Exercise objective
What follows is a listing; restate every line of it word for word.

++++++++++++++++++++

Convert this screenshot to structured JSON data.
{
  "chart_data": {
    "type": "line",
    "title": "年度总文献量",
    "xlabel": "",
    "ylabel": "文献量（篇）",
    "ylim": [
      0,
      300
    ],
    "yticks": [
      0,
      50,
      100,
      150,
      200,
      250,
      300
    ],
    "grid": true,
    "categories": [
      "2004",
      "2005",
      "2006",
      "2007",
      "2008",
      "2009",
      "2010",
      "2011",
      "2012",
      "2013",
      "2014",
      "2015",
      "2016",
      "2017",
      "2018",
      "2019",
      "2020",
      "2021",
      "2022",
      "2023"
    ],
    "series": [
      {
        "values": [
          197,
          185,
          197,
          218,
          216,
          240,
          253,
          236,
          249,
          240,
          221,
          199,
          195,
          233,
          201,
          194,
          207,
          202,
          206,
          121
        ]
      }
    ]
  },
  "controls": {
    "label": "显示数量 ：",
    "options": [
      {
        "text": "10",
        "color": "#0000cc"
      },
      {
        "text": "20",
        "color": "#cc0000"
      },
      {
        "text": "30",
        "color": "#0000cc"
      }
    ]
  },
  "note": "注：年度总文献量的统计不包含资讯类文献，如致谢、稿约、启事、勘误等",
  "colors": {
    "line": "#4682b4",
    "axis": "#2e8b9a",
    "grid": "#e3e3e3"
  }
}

++++++++++++++++++++

Solution to the exercise
Convert this screenshot to structured JSON data.
{
  "chart_data": {
    "type": "line",
    "title": "年度总文献量",
    "xlabel": "",
    "ylabel": "文献量（篇）",
    "ylim": [
      0,
      300
    ],
    "yticks": [
      0,
      50,
      100,
      150,
      200,
      250,
      300
    ],
    "grid": true,
    "categories": [
      "2004",
      "2005",
      "2006",
      "2007",
      "2008",
      "2009",
      "2010",
      "2011",
      "2012",
      "2013",
      "2014",
      "2015",
      "2016",
      "2017",
      "2018",
      "2019",
      "2020",
      "2021",
      "2022",
      "2023"
    ],
    "series": [
      {
        "values": [
          197,
          185,
          197,
          218,
          216,
          240,
          253,
          236,
          249,
          240,
          221,
          199,
          195,
          233,
          201,
          194,
          207,
          202,
          206,
          121
        ]
      }
    ]
  },
  "controls": {
    "label": "显示数量 ：",
    "options": [
      {
        "text": "10",
        "color": "#0000cc"
      },
      {
        "text": "20",
        "color": "#cc0000"
      },
      {
        "text": "30",
        "color": "#0000cc"
      }
    ]
  },
  "note": "注：年度总文献量的统计不包含资讯类文献，如致谢、稿约、启事、勘误等",
  "colors": {
    "line": "#4682b4",
    "axis": "#2e8b9a",
    "grid": "#e3e3e3"
  }
}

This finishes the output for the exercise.